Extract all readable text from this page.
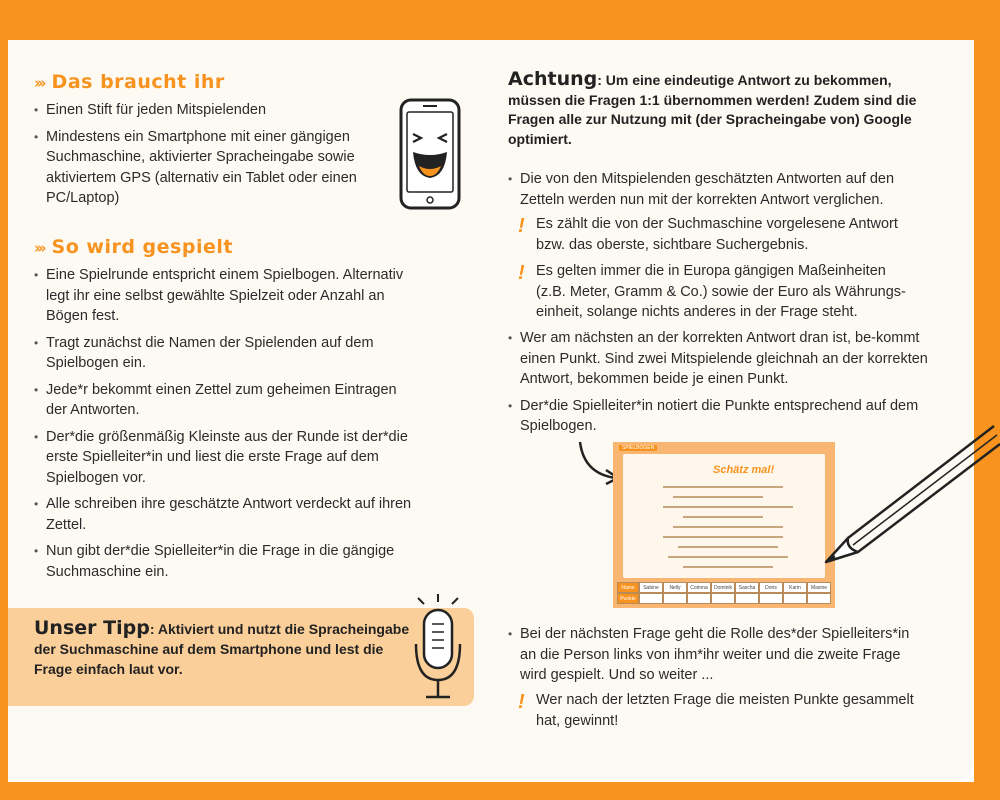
››› Das braucht ihr
• Einen Stift für jeden Mitspielenden
• Mindestens ein Smartphone mit einer gängigen Suchmaschine, aktivierter Spracheingabe sowie aktiviertem GPS (alternativ ein Tablet oder einen PC/Laptop)
››› So wird gespielt
• Eine Spielrunde entspricht einem Spielbogen. Alternativ legt ihr eine selbst gewählte Spielzeit oder Anzahl an Bögen fest.
• Tragt zunächst die Namen der Spielenden auf dem Spielbogen ein.
• Jede*r bekommt einen Zettel zum geheimen Eintragen der Antworten.
• Der*die größenmäßig Kleinste aus der Runde ist der*die erste Spielleiter*in und liest die erste Frage auf dem Spielbogen vor.
• Alle schreiben ihre geschätzte Antwort verdeckt auf ihren Zettel.
• Nun gibt der*die Spielleiter*in die Frage in die gängige Suchmaschine ein.
Unser Tipp: Aktiviert und nutzt die Spracheingabe der Suchmaschine auf dem Smartphone und lest die Frage einfach laut vor.
Achtung: Um eine eindeutige Antwort zu bekommen, müssen die Fragen 1:1 übernommen werden! Zudem sind die Fragen alle zur Nutzung mit (der Spracheingabe von) Google optimiert.
• Die von den Mitspielenden geschätzten Antworten auf den Zetteln werden nun mit der korrekten Antwort verglichen.
! Es zählt die von der Suchmaschine vorgelesene Antwort bzw. das oberste, sichtbare Suchergebnis.
! Es gelten immer die in Europa gängigen Maßeinheiten (z.B. Meter, Gramm & Co.) sowie der Euro als Währungs-einheit, solange nichts anderes in der Frage steht.
• Wer am nächsten an der korrekten Antwort dran ist, be-kommt einen Punkt. Sind zwei Mitspielende gleichnah an der korrekten Antwort, bekommen beide je einen Punkt.
• Der*die Spielleiter*in notiert die Punkte entsprechend auf dem Spielbogen.
SPIELBOGEN
Schätz mal!
Name	Sabine	Nelly	Corinna	Dominik	Sascha	Doris	Karin	Maxine
Punkte
• Bei der nächsten Frage geht die Rolle des*der Spielleiters*in an die Person links von ihm*ihr weiter und die zweite Frage wird gespielt. Und so weiter ...
! Wer nach der letzten Frage die meisten Punkte gesammelt hat, gewinnt!
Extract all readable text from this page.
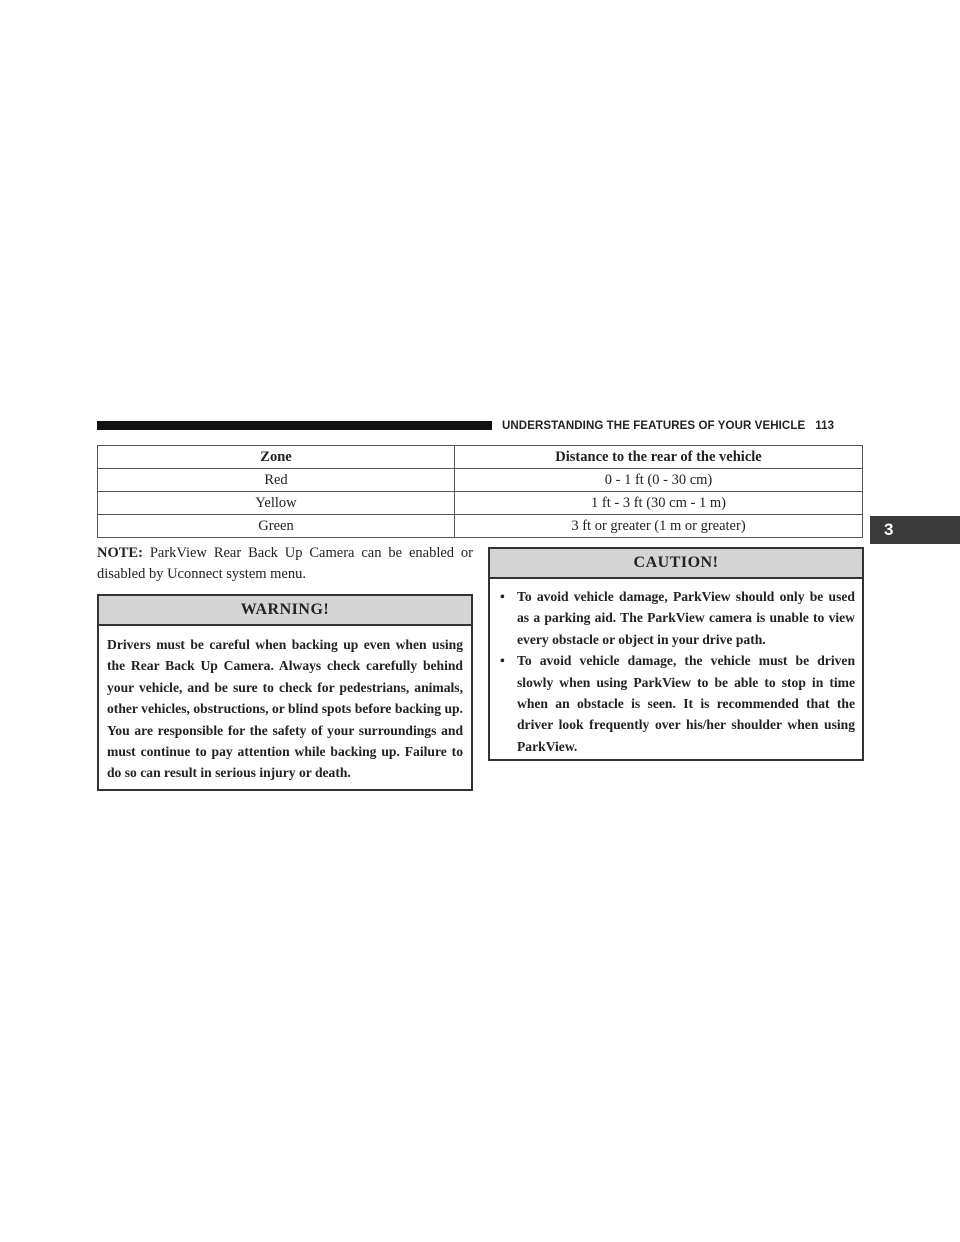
UNDERSTANDING THE FEATURES OF YOUR VEHICLE 113
3
Zone	Distance to the rear of the vehicle
Red	0 - 1 ft (0 - 30 cm)
Yellow	1 ft - 3 ft (30 cm - 1 m)
Green	3 ft or greater (1 m or greater)
NOTE: ParkView Rear Back Up Camera can be enabled or disabled by Uconnect system menu.
WARNING!
Drivers must be careful when backing up even when using the Rear Back Up Camera. Always check carefully behind your vehicle, and be sure to check for pedestrians, animals, other vehicles, obstructions, or blind spots before backing up. You are responsible for the safety of your surroundings and must continue to pay attention while backing up. Failure to do so can result in serious injury or death.
CAUTION!
• To avoid vehicle damage, ParkView should only be used as a parking aid. The ParkView camera is unable to view every obstacle or object in your drive path.
• To avoid vehicle damage, the vehicle must be driven slowly when using ParkView to be able to stop in time when an obstacle is seen. It is recommended that the driver look frequently over his/her shoulder when using ParkView.
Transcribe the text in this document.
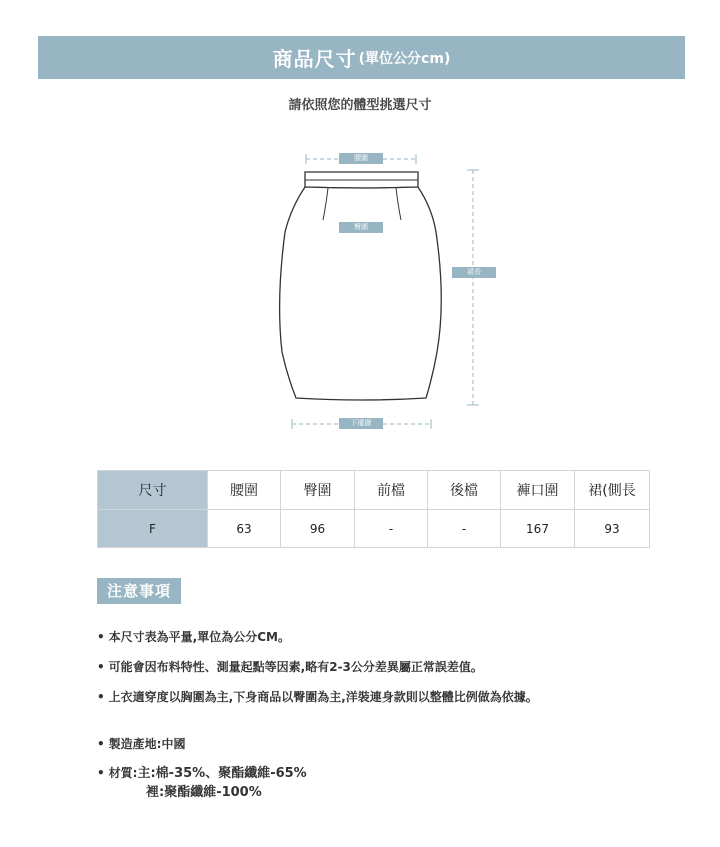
商品尺寸 (單位公分cm)
請依照您的體型挑選尺寸
腰圍
臀圍
裙長
下擺圍
尺寸	腰圍	臀圍	前檔	後檔	褲口圍	裙(側長
F	63	96	-	-	167	93
注意事項
• 本尺寸表為平量,單位為公分CM。
• 可能會因布料特性、測量起點等因素,略有2-3公分差異屬正常誤差值。
• 上衣適穿度以胸圍為主,下身商品以臀圍為主,洋裝連身款則以整體比例做為依據。
• 製造產地:中國
• 材質:主:棉-35%、聚酯纖維-65%
裡:聚酯纖維-100%
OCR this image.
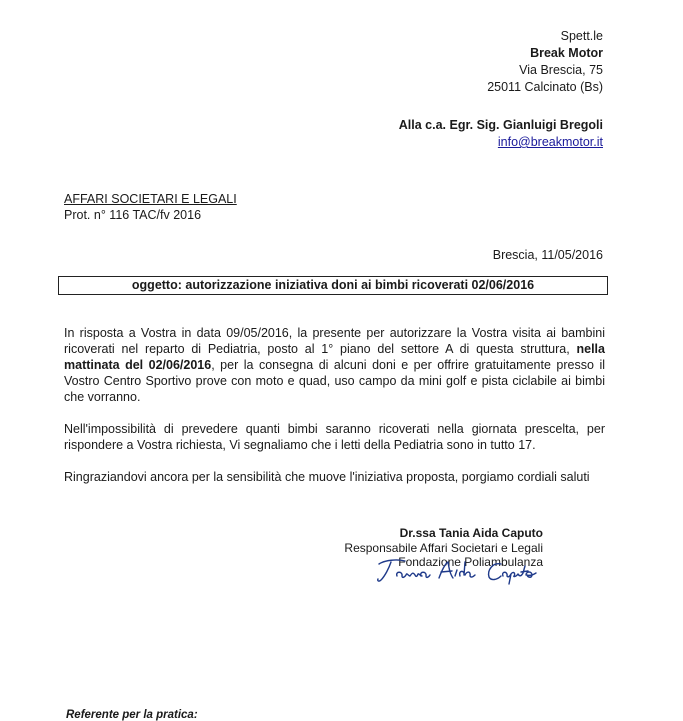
Spett.le
Break Motor
Via Brescia, 75
25011 Calcinato (Bs)
Alla c.a. Egr. Sig. Gianluigi Bregoli
info@breakmotor.it
AFFARI SOCIETARI E LEGALI
Prot. n° 116 TAC/fv 2016
Brescia, 11/05/2016
oggetto: autorizzazione iniziativa doni ai bimbi ricoverati 02/06/2016

In risposta a Vostra in data 09/05/2016, la presente per autorizzare la Vostra visita ai bambini ricoverati nel reparto di Pediatria, posto al 1° piano del settore A di questa struttura, nella mattinata del 02/06/2016, per la consegna di alcuni doni e per offrire gratuitamente presso il Vostro Centro Sportivo prove con moto e quad, uso campo da mini golf e pista ciclabile ai bimbi che vorranno.

Nell'impossibilità di prevedere quanti bimbi saranno ricoverati nella giornata prescelta, per rispondere a Vostra richiesta, Vi segnaliamo che i letti della Pediatria sono in tutto 17.

Ringraziandovi ancora per la sensibilità che muove l'iniziativa proposta, porgiamo cordiali saluti

Dr.ssa Tania Aida Caputo
Responsabile Affari Societari e Legali
Fondazione Poliambulanza
Referente per la pratica:
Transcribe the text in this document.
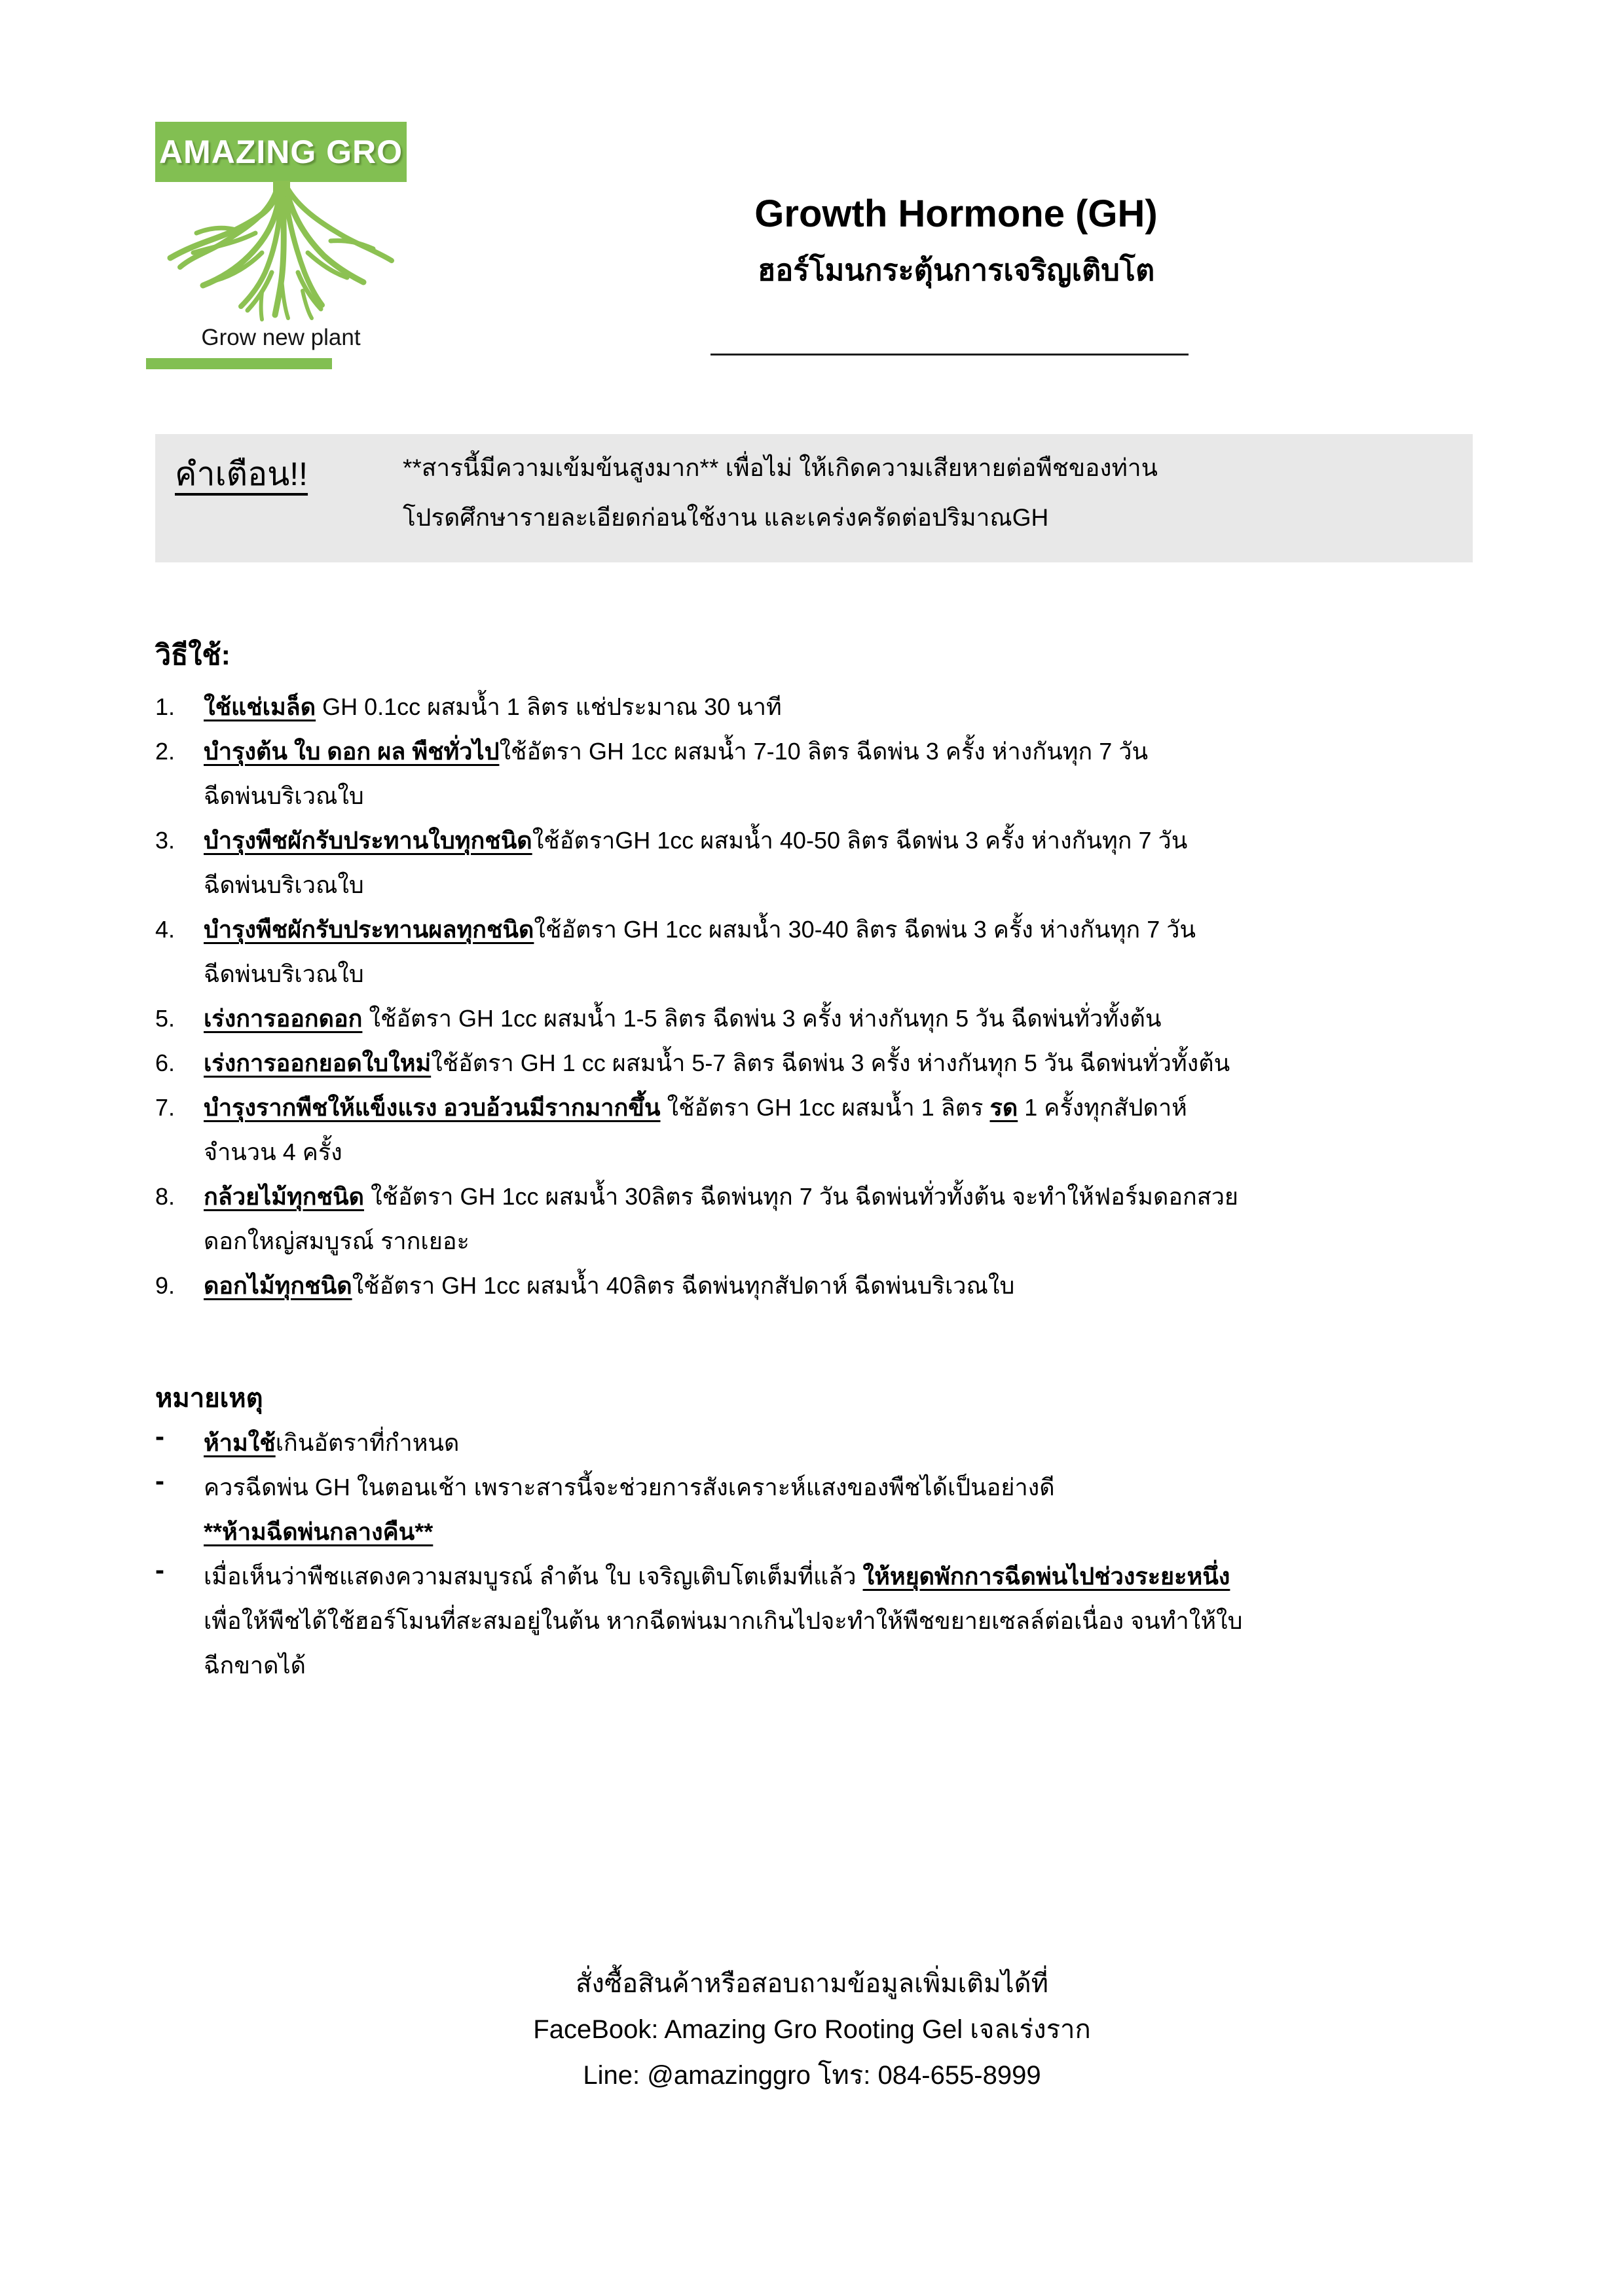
AMAZING GRO
Grow new plant
Growth Hormone (GH)
ฮอร์โมนกระตุ้นการเจริญเติบโต
คำเตือน!!	**สารนี้มีความเข้มข้นสูงมาก** เพื่อไม่ ให้เกิดความเสียหายต่อพืชของท่าน
โปรดศึกษารายละเอียดก่อนใช้งาน และเคร่งครัดต่อปริมาณGH
วิธีใช้:
1.	ใช้แช่เมล็ด GH 0.1cc ผสมน้ำ 1 ลิตร แช่ประมาณ 30 นาที
2.	บำรุงต้น ใบ ดอก ผล พืชทั่วไปใช้อัตรา GH 1cc ผสมน้ำ 7-10 ลิตร ฉีดพ่น 3 ครั้ง ห่างกันทุก 7 วัน
ฉีดพ่นบริเวณใบ
3.	บำรุงพืชผักรับประทานใบทุกชนิดใช้อัตราGH 1cc ผสมน้ำ 40-50 ลิตร ฉีดพ่น 3 ครั้ง ห่างกันทุก 7 วัน
ฉีดพ่นบริเวณใบ
4.	บำรุงพืชผักรับประทานผลทุกชนิดใช้อัตรา GH 1cc ผสมน้ำ 30-40 ลิตร ฉีดพ่น 3 ครั้ง ห่างกันทุก 7 วัน
ฉีดพ่นบริเวณใบ
5.	เร่งการออกดอก ใช้อัตรา GH 1cc ผสมน้ำ 1-5 ลิตร ฉีดพ่น 3 ครั้ง ห่างกันทุก 5 วัน ฉีดพ่นทั่วทั้งต้น
6.	เร่งการออกยอดใบใหม่ใช้อัตรา GH 1 cc ผสมน้ำ 5-7 ลิตร ฉีดพ่น 3 ครั้ง ห่างกันทุก 5 วัน ฉีดพ่นทั่วทั้งต้น
7.	บำรุงรากพืชให้แข็งแรง อวบอ้วนมีรากมากขึ้น ใช้อัตรา GH 1cc ผสมน้ำ 1 ลิตร รด 1 ครั้งทุกสัปดาห์
จำนวน 4 ครั้ง
8.	กล้วยไม้ทุกชนิด ใช้อัตรา GH 1cc ผสมน้ำ 30ลิตร ฉีดพ่นทุก 7 วัน ฉีดพ่นทั่วทั้งต้น จะทำให้ฟอร์มดอกสวย
ดอกใหญ่สมบูรณ์ รากเยอะ
9.	ดอกไม้ทุกชนิดใช้อัตรา GH 1cc ผสมน้ำ 40ลิตร ฉีดพ่นทุกสัปดาห์ ฉีดพ่นบริเวณใบ
หมายเหตุ
-	ห้ามใช้เกินอัตราที่กำหนด
-	ควรฉีดพ่น GH ในตอนเช้า เพราะสารนี้จะช่วยการสังเคราะห์แสงของพืชได้เป็นอย่างดี
**ห้ามฉีดพ่นกลางคืน**
-	เมื่อเห็นว่าพืชแสดงความสมบูรณ์ ลำต้น ใบ เจริญเติบโตเต็มที่แล้ว ให้หยุดพักการฉีดพ่นไปช่วงระยะหนึ่ง
เพื่อให้พืชได้ใช้ฮอร์โมนที่สะสมอยู่ในต้น หากฉีดพ่นมากเกินไปจะทำให้พืชขยายเซลล์ต่อเนื่อง จนทำให้ใบ
ฉีกขาดได้
สั่งซื้อสินค้าหรือสอบถามข้อมูลเพิ่มเติมได้ที่
FaceBook: Amazing Gro Rooting Gel เจลเร่งราก
Line: @amazinggro โทร: 084-655-8999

• [What the task asks]: Identify the lines above that contain the word "Punkte", then copy them.

• [Answer]:
• Der*die Spielleiter*in notiert die Punkte entsprechend auf dem Spielbogen.
Punkte
! Wer nach der letzten Frage die meisten Punkte gesammelt hat, gewinnt!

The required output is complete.